(Excerpted data)
____________________
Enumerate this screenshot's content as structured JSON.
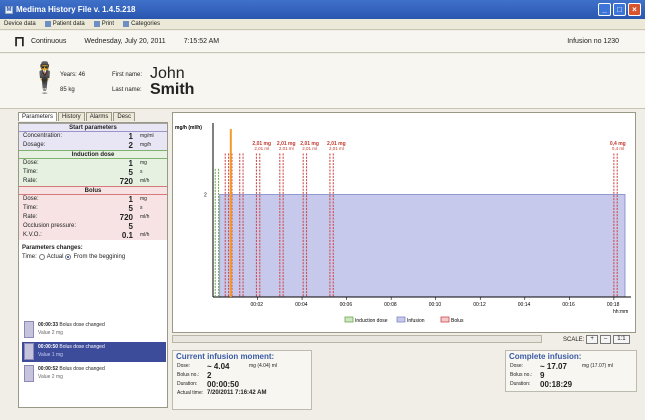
{
  "window": {
    "title": "Medima History File v. 1.4.5.218"
  },
  "menu": [
    "Device data",
    "Patient data",
    "Print",
    "Categories"
  ],
  "status": {
    "mode": "Continuous",
    "date": "Wednesday, July 20, 2011",
    "time": "7:15:52 AM",
    "infusion": "Infusion no 1230"
  },
  "patient": {
    "years_label": "Years: 46",
    "weight_label": "85 kg",
    "first_label": "First name:",
    "first": "John",
    "last_label": "Last name:",
    "last": "Smith"
  },
  "tabs": [
    "Parameters",
    "History",
    "Alarms",
    "Desc"
  ],
  "start_params": {
    "title": "Start parameters",
    "rows": [
      {
        "label": "Concentration:",
        "value": "1",
        "unit": "mg/ml"
      },
      {
        "label": "Dosage:",
        "value": "2",
        "unit": "mg/h"
      }
    ]
  },
  "induction": {
    "title": "Induction dose",
    "rows": [
      {
        "label": "Dose:",
        "value": "1",
        "unit": "mg"
      },
      {
        "label": "Time:",
        "value": "5",
        "unit": "s"
      },
      {
        "label": "Rate:",
        "value": "720",
        "unit": "ml/h"
      }
    ]
  },
  "bolus": {
    "title": "Bolus",
    "rows": [
      {
        "label": "Dose:",
        "value": "1",
        "unit": "mg"
      },
      {
        "label": "Time:",
        "value": "5",
        "unit": "s"
      },
      {
        "label": "Rate:",
        "value": "720",
        "unit": "ml/h"
      },
      {
        "label": "Occlusion pressure:",
        "value": "5",
        "unit": ""
      },
      {
        "label": "K.V.O.:",
        "value": "0.1",
        "unit": "ml/h"
      }
    ]
  },
  "param_changes": {
    "title": "Parameters changes:",
    "time_label": "Time:",
    "opt_actual": "Actual",
    "opt_begin": "From the beggining"
  },
  "changes": [
    {
      "time": "00:00:33",
      "text": "Bolus dose changed",
      "sub": "Value 2 mg"
    },
    {
      "time": "00:00:50",
      "text": "Bolus dose changed",
      "sub": "Value 1 mg"
    },
    {
      "time": "00:00:52",
      "text": "Bolus dose changed",
      "sub": "Value 2 mg"
    }
  ],
  "chart_data": {
    "type": "bar",
    "ylabel": "mg/h (ml/h)",
    "y_tick": "2",
    "x_unit": "hh:mm",
    "x_ticks": [
      "00:02",
      "00:04",
      "00:06",
      "00:08",
      "00:10",
      "00:12",
      "00:14",
      "00:16",
      "00:18"
    ],
    "infusion_rate": 2,
    "annotations": [
      {
        "dose": "2,01 mg",
        "vol": "2,01 ml"
      },
      {
        "dose": "2,01 mg",
        "vol": "2,01 ml"
      },
      {
        "dose": "2,01 mg",
        "vol": "2,01 ml"
      },
      {
        "dose": "2,01 mg",
        "vol": "2,01 ml"
      },
      {
        "dose": "0,4 mg",
        "vol": "0,4 ml"
      }
    ],
    "legend": [
      "Induction dose",
      "Infusion",
      "Bolus"
    ],
    "colors": {
      "induction": "#6aaa4a",
      "infusion": "#7f86c8",
      "bolus": "#d04a4a",
      "marker": "#f39a2a"
    }
  },
  "scale": {
    "label": "SCALE:",
    "plus": "+",
    "minus": "–",
    "reset": "1:1"
  },
  "current": {
    "title": "Current infusion moment:",
    "dose_label": "Dose:",
    "dose": "~ 4.04",
    "dose_unit": "mg (4.04) ml",
    "bolus_label": "Bolus no.:",
    "bolus": "2",
    "duration_label": "Duration:",
    "duration": "00:00:50",
    "actual_label": "Actual time:",
    "actual": "7/20/2011   7:16:42 AM"
  },
  "complete": {
    "title": "Complete infusion:",
    "dose_label": "Dose:",
    "dose": "~ 17.07",
    "dose_unit": "mg (17.07) ml",
    "bolus_label": "Bolus no.:",
    "bolus": "9",
    "duration_label": "Duration:",
    "duration": "00:18:29"
  }
}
____________________
(Written exercise) Copy the material above in full and exactly, skipping pictures.

(Task answer)
Enumerate this screenshot's content as structured JSON.
{
  "window": {
    "title": "Medima History File v. 1.4.5.218"
  },
  "menu": [
    "Device data",
    "Patient data",
    "Print",
    "Categories"
  ],
  "status": {
    "mode": "Continuous",
    "date": "Wednesday, July 20, 2011",
    "time": "7:15:52 AM",
    "infusion": "Infusion no 1230"
  },
  "patient": {
    "years_label": "Years: 46",
    "weight_label": "85 kg",
    "first_label": "First name:",
    "first": "John",
    "last_label": "Last name:",
    "last": "Smith"
  },
  "tabs": [
    "Parameters",
    "History",
    "Alarms",
    "Desc"
  ],
  "start_params": {
    "title": "Start parameters",
    "rows": [
      {
        "label": "Concentration:",
        "value": "1",
        "unit": "mg/ml"
      },
      {
        "label": "Dosage:",
        "value": "2",
        "unit": "mg/h"
      }
    ]
  },
  "induction": {
    "title": "Induction dose",
    "rows": [
      {
        "label": "Dose:",
        "value": "1",
        "unit": "mg"
      },
      {
        "label": "Time:",
        "value": "5",
        "unit": "s"
      },
      {
        "label": "Rate:",
        "value": "720",
        "unit": "ml/h"
      }
    ]
  },
  "bolus": {
    "title": "Bolus",
    "rows": [
      {
        "label": "Dose:",
        "value": "1",
        "unit": "mg"
      },
      {
        "label": "Time:",
        "value": "5",
        "unit": "s"
      },
      {
        "label": "Rate:",
        "value": "720",
        "unit": "ml/h"
      },
      {
        "label": "Occlusion pressure:",
        "value": "5",
        "unit": ""
      },
      {
        "label": "K.V.O.:",
        "value": "0.1",
        "unit": "ml/h"
      }
    ]
  },
  "param_changes": {
    "title": "Parameters changes:",
    "time_label": "Time:",
    "opt_actual": "Actual",
    "opt_begin": "From the beggining"
  },
  "changes": [
    {
      "time": "00:00:33",
      "text": "Bolus dose changed",
      "sub": "Value 2 mg"
    },
    {
      "time": "00:00:50",
      "text": "Bolus dose changed",
      "sub": "Value 1 mg"
    },
    {
      "time": "00:00:52",
      "text": "Bolus dose changed",
      "sub": "Value 2 mg"
    }
  ],
  "chart_data": {
    "type": "bar",
    "ylabel": "mg/h (ml/h)",
    "y_tick": "2",
    "x_unit": "hh:mm",
    "x_ticks": [
      "00:02",
      "00:04",
      "00:06",
      "00:08",
      "00:10",
      "00:12",
      "00:14",
      "00:16",
      "00:18"
    ],
    "infusion_rate": 2,
    "annotations": [
      {
        "dose": "2,01 mg",
        "vol": "2,01 ml"
      },
      {
        "dose": "2,01 mg",
        "vol": "2,01 ml"
      },
      {
        "dose": "2,01 mg",
        "vol": "2,01 ml"
      },
      {
        "dose": "2,01 mg",
        "vol": "2,01 ml"
      },
      {
        "dose": "0,4 mg",
        "vol": "0,4 ml"
      }
    ],
    "legend": [
      "Induction dose",
      "Infusion",
      "Bolus"
    ],
    "colors": {
      "induction": "#6aaa4a",
      "infusion": "#7f86c8",
      "bolus": "#d04a4a",
      "marker": "#f39a2a"
    }
  },
  "scale": {
    "label": "SCALE:",
    "plus": "+",
    "minus": "–",
    "reset": "1:1"
  },
  "current": {
    "title": "Current infusion moment:",
    "dose_label": "Dose:",
    "dose": "~ 4.04",
    "dose_unit": "mg (4.04) ml",
    "bolus_label": "Bolus no.:",
    "bolus": "2",
    "duration_label": "Duration:",
    "duration": "00:00:50",
    "actual_label": "Actual time:",
    "actual": "7/20/2011   7:16:42 AM"
  },
  "complete": {
    "title": "Complete infusion:",
    "dose_label": "Dose:",
    "dose": "~ 17.07",
    "dose_unit": "mg (17.07) ml",
    "bolus_label": "Bolus no.:",
    "bolus": "9",
    "duration_label": "Duration:",
    "duration": "00:18:29"
  }
}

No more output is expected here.